§ **Passage shown**:
::::::

To measure fluid intelligence, the investigators administered two standard reasoning tests. One test asked the children to look at progressive geometric patterns that contained a missing puzzle piece. The students had to determine the hidden rules of the pattern and select the correct shape to complete the sequence. The other test presented strings of numbers or letters that followed a specific logical progression, challenging the students to find the single item that broke the rule.

The team also evaluated the students on their working memory and processing speed at the beginning of the study. Working memory acts as a mental notepad, allowing people to hold and manipulate short-term information. Processing speed measures how quickly the brain can perceive and react to simple visual cues. The team wanted to be sure that any relationship between learning and problem-solving was not just a side effect of having a naturally faster or more spacious mental workspace.

For the working memory evaluation, students completed a visual-spatial task where they had to remember the locations of red squares that briefly flashed on a grid. They also completed a direction-based task that required them to inhibit their natural reflexes. To measure processing speed, the children completed a rapid-fire visual task requiring them to determine which side of a grid contained more dots or triangles.

On a general level, the researchers found that students who scored high on associative tasks also tended to score high on the reasoning tasks. A steady positive correlation existed between the two distinct skills across the entire group. To understand how abilities grew within each specific child, the researchers used statistical models that separate broad group trends from individual growth curves.

By tracking each child against their own baseline performance, the team found reciprocal growth effects. When a child performed better than their own expected baseline in associative learning in one year, they tended to show greater than expected gains in fluid intelligence the following year. This pattern suggested that practice with associative links laid the groundwork for better abstract reasoning.

The reverse developmental path was also evident. Children who experienced a spike in fluid intelligence subsequently showed better-than-expected scores on the associative memory tests the next year. The researchers observed no statistical evidence that one direction was overwhelmingly stronger than the other. The two skills appeared to fuel one another equally over the three-year period.

These reciprocal patterns held steady even when the statistical models factored out the students’ baseline working memory and processing speed. The relationship between forming associations and abstract reasoning appears to exist as a dedicated connection, rather than just an artifact of general brain speed. Associative learning involves the formation and stabilization of novel relational structures, which is fundamentally different from the short-term maintenance duties handled by working memory.

::::::

[Excerpts from a layout annotation set]

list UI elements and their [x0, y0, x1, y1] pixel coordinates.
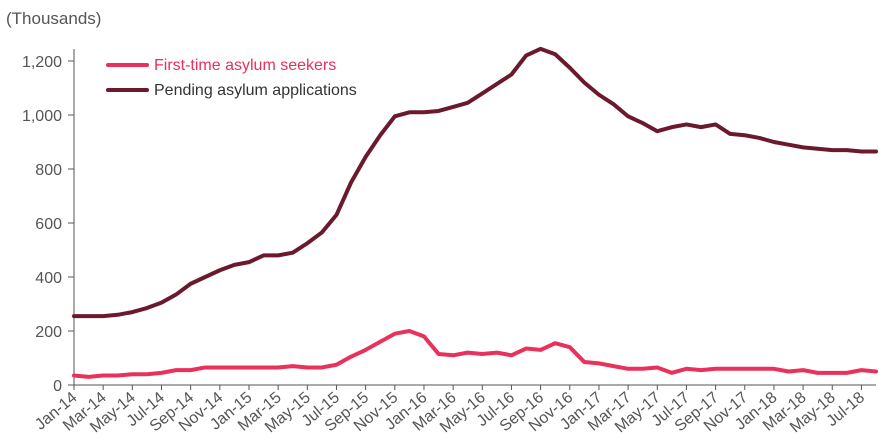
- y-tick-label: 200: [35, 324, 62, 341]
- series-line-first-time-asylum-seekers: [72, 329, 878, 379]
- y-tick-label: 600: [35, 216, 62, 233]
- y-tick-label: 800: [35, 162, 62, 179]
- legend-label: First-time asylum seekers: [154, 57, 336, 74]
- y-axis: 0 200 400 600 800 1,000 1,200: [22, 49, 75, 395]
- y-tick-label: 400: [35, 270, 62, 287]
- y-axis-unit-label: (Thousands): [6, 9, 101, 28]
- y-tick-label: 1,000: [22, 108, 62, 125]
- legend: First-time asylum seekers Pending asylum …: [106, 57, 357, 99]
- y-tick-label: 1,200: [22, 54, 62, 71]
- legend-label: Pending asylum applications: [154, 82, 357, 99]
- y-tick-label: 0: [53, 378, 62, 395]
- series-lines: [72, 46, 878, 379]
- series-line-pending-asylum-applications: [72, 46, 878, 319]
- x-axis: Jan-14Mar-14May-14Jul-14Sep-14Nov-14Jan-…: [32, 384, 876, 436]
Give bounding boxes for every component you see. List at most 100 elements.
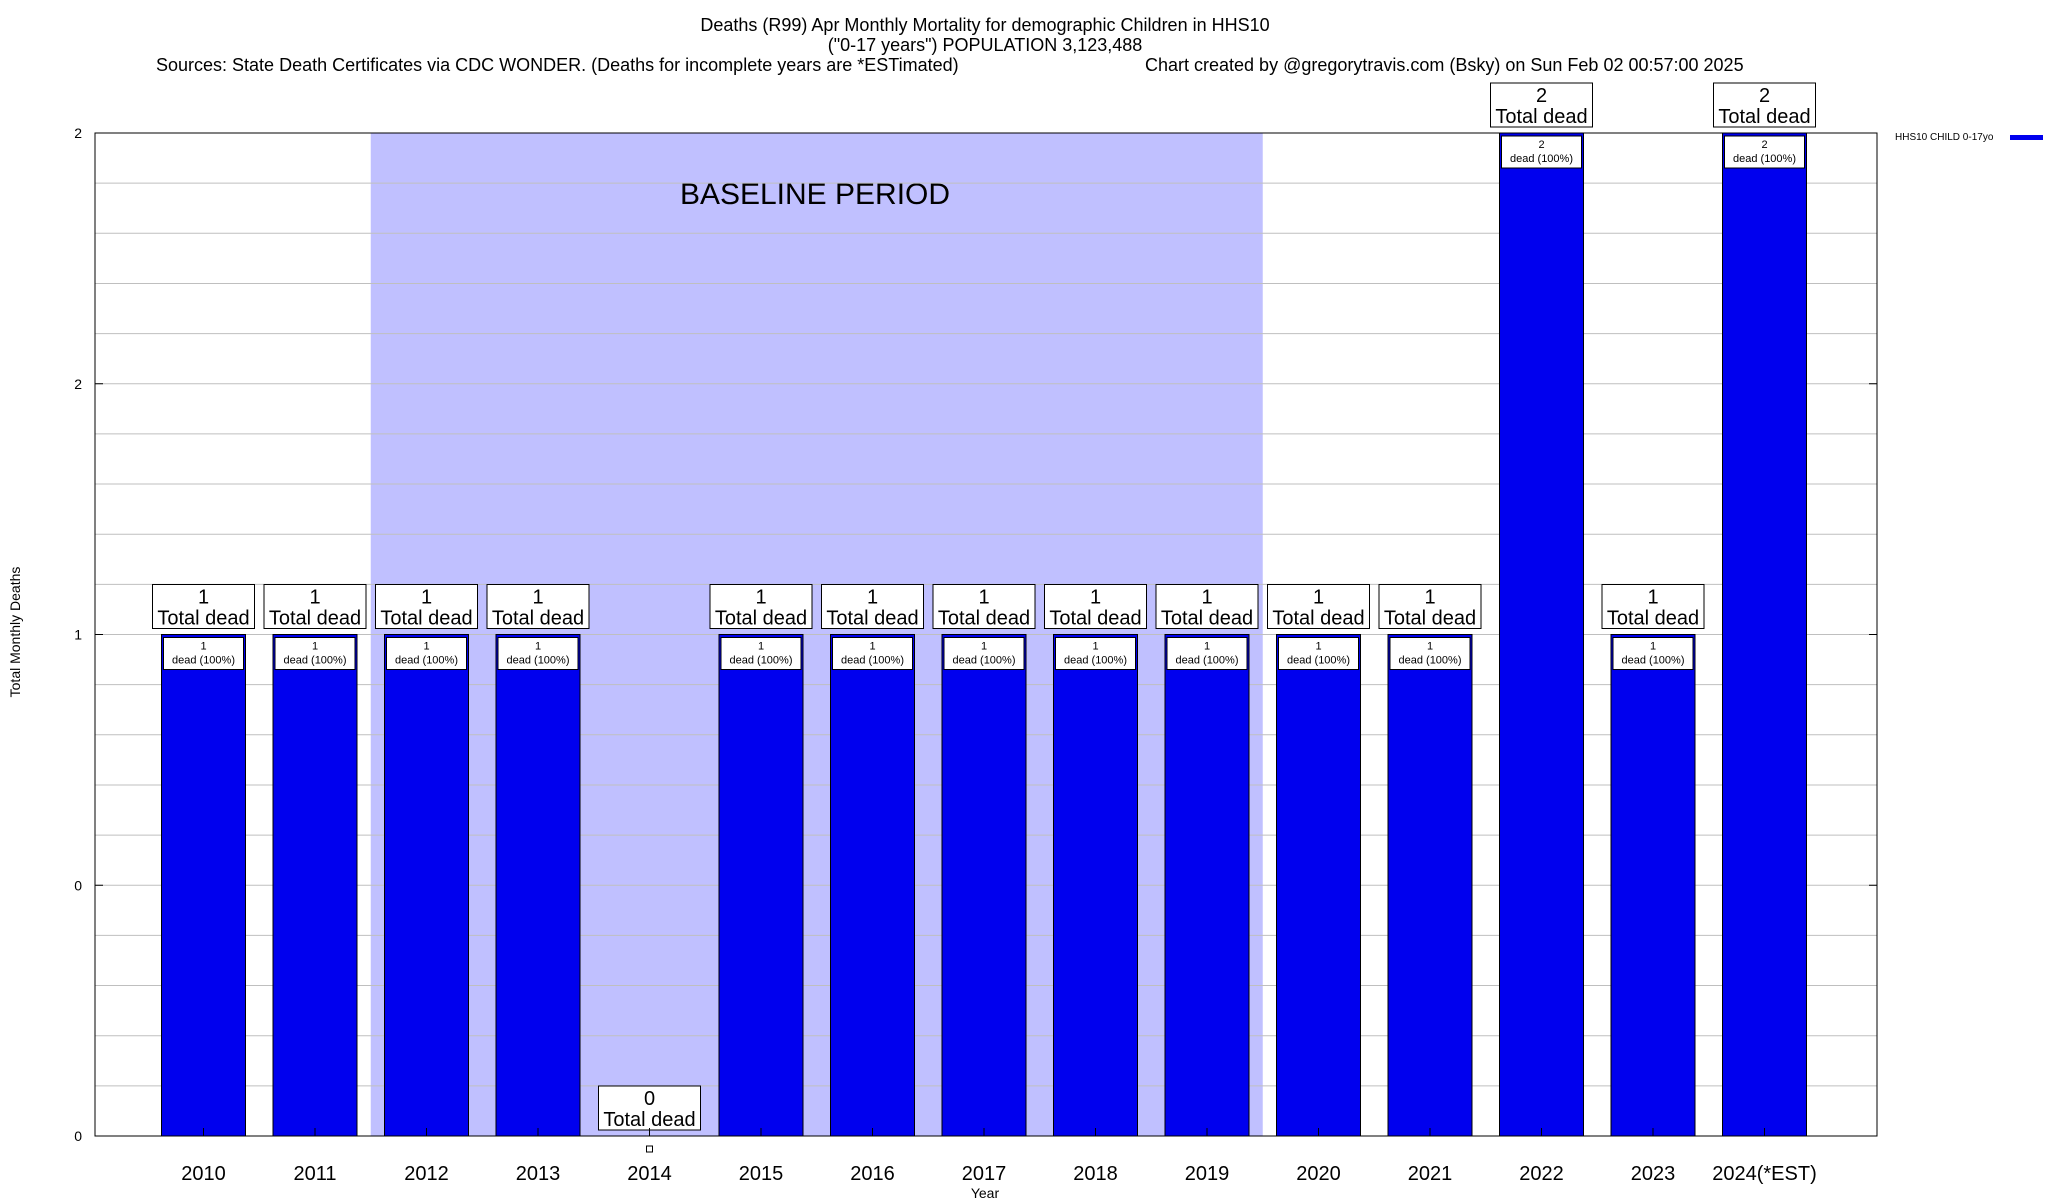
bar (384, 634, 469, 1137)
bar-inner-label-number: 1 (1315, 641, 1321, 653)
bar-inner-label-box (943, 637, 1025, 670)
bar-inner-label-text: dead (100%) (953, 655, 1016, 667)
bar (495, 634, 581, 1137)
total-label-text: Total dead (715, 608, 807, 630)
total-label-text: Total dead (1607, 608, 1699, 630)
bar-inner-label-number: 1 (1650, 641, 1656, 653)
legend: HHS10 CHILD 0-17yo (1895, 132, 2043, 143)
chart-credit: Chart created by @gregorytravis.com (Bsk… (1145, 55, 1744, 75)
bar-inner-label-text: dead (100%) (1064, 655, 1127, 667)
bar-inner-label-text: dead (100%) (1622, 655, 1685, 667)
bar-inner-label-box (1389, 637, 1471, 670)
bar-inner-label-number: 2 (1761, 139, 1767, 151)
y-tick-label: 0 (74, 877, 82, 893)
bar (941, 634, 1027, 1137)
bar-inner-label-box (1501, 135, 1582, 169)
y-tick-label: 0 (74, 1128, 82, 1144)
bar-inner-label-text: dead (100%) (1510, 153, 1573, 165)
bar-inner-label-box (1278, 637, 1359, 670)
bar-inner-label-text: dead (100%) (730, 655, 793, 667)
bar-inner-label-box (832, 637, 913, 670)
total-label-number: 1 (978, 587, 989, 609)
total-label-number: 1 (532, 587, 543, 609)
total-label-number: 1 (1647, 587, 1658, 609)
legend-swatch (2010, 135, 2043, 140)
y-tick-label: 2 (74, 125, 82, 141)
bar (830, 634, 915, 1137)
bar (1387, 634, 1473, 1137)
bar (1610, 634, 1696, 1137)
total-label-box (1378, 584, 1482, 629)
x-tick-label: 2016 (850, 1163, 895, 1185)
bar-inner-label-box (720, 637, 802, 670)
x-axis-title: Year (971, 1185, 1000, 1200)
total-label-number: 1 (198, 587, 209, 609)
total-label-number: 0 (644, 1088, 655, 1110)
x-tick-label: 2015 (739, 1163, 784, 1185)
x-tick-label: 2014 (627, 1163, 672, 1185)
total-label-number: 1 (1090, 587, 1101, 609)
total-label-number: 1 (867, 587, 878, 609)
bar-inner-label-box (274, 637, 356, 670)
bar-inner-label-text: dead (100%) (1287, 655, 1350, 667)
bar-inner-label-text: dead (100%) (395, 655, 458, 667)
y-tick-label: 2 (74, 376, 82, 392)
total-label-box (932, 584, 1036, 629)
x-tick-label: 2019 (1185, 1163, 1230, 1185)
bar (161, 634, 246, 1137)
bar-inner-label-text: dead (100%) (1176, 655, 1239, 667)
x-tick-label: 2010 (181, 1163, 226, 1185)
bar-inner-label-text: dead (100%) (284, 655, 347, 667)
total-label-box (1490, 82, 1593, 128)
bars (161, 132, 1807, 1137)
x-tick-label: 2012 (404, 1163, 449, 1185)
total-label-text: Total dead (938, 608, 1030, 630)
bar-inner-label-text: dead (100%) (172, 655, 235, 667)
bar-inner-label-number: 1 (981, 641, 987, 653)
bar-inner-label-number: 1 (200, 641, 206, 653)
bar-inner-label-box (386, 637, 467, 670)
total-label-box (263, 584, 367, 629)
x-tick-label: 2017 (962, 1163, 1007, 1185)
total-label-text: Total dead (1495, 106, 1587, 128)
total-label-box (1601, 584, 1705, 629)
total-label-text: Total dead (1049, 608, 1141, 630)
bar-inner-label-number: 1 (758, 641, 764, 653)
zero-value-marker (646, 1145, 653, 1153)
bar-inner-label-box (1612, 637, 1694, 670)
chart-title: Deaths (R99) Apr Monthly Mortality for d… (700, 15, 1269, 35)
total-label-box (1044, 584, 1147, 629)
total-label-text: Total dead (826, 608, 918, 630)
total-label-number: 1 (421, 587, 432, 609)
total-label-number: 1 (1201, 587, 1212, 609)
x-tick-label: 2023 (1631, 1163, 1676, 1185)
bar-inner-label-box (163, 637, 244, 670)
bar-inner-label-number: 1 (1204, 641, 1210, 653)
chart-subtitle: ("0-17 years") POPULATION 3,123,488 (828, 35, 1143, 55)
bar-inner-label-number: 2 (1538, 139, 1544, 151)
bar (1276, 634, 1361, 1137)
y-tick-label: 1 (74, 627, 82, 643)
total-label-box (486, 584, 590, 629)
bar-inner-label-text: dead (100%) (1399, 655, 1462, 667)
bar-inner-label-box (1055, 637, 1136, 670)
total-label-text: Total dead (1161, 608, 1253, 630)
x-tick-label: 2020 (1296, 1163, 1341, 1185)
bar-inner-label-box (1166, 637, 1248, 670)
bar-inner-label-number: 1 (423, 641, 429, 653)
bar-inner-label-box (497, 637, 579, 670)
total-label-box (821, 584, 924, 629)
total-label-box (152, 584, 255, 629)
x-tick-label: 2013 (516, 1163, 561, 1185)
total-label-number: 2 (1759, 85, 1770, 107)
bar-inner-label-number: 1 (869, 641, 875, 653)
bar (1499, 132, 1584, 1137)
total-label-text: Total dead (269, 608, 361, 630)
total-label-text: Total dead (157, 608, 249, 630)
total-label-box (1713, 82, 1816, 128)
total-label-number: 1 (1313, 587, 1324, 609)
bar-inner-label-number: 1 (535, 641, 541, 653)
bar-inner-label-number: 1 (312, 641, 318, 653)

::::::

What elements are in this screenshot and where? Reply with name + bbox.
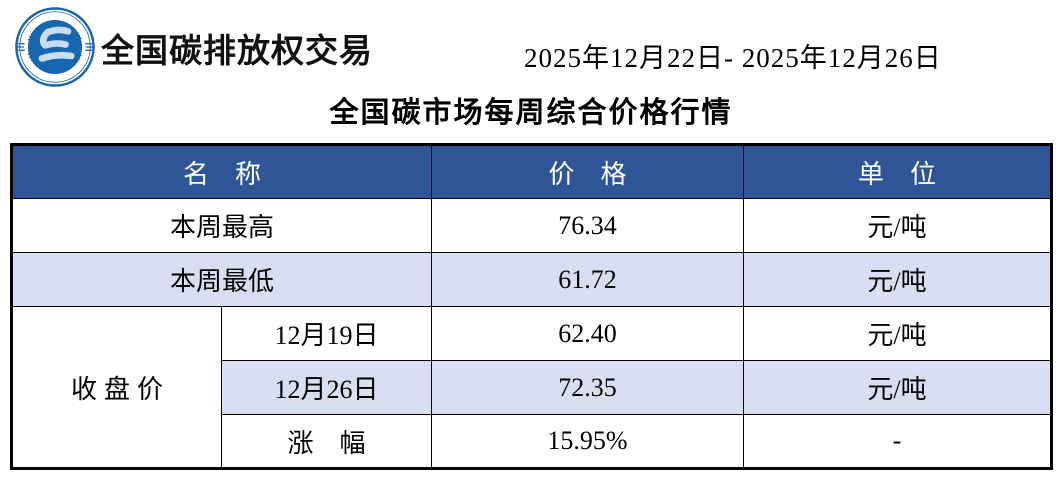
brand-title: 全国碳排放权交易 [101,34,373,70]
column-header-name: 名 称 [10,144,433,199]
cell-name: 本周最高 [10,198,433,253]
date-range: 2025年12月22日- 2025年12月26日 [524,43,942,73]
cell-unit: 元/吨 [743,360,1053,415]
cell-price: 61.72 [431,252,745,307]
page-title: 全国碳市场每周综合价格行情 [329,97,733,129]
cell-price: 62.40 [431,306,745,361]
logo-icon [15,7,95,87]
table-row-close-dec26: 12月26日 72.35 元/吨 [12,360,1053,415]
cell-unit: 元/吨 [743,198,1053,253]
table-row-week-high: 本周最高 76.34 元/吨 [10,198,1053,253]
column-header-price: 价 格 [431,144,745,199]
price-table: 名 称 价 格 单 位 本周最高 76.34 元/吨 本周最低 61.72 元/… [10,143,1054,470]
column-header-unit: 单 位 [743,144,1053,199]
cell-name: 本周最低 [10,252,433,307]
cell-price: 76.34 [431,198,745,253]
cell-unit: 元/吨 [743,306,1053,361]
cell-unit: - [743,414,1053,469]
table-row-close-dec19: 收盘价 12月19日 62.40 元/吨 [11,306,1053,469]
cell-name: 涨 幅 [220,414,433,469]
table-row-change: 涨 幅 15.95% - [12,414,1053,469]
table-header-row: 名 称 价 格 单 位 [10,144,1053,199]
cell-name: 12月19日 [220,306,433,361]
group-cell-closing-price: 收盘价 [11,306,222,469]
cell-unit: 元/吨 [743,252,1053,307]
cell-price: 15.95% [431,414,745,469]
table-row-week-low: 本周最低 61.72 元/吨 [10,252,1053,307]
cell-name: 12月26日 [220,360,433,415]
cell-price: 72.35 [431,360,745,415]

::::::

§ **To be done**:
(a) Duplicate the part of the passage on children's reasoning and associative learning that begins at the words "These reciprocal patterns" and stops after the words "by working memory.".
(b) Pick up the passage on children's associative learning and fluid intelligence where it stops, and continue it.

§ **Responses to the exercise**:
(a)
These reciprocal patterns held steady even when the statistical models factored out the students’ baseline working memory and processing speed. The relationship between forming associations and abstract reasoning appears to exist as a dedicated connection, rather than just an artifact of general brain speed. Associative learning involves the formation and stabilization of novel relational structures, which is fundamentally different from the short-term maintenance duties handled by working memory.

(b)
The authors suspect that both skills might share underlying mental mechanisms. For example, both tasks require the ability to focus on relevant rules while successfully blocking out distracting information. Higher reasoning skills might also allow children to invent better logical strategies for remembering combinations, rather than just relying on rote repetition.

While the researchers documented a clear reciprocal relationship, they cannot claim strict causality. Because the study relied on observing test scores over time, it is impossible to say with absolute certainty that raising one skill directly causes an increase in the other. In future test settings, scientists might implement controlled experiments to see if specific educational routines meant to boost associative learning actively improve fluid reasoning test scores.

The study featured a relatively small sample size. Evaluating these developmental markers required intensive, one-on-one administration for each child, limiting the broader number of participants. The research also concentrated solely on children in the late elementary school years, leaving younger and older age groups out of the data set.

Tracking students across a wider span of ages might reveal whether these mutual benefits hold steady during earlier childhood or through adolescence. Certain tasks used at the initial testing point also demonstrated lower internal reliability, which might have muted some of the early data patterns. If cognitive skills truly develop in tandem, school curriculums that balance memory-building tasks with problem-solving challenges might foster broader intellectual growth in students.

The study, “More than correlates: Longitudinal evidence of bidirectional effects between associative learning and fluid intelligence in elementary school children,” was authored by Xuezhu Ren, Shaochun Zhao, Xinyu Huang, and Xiaojing Lv.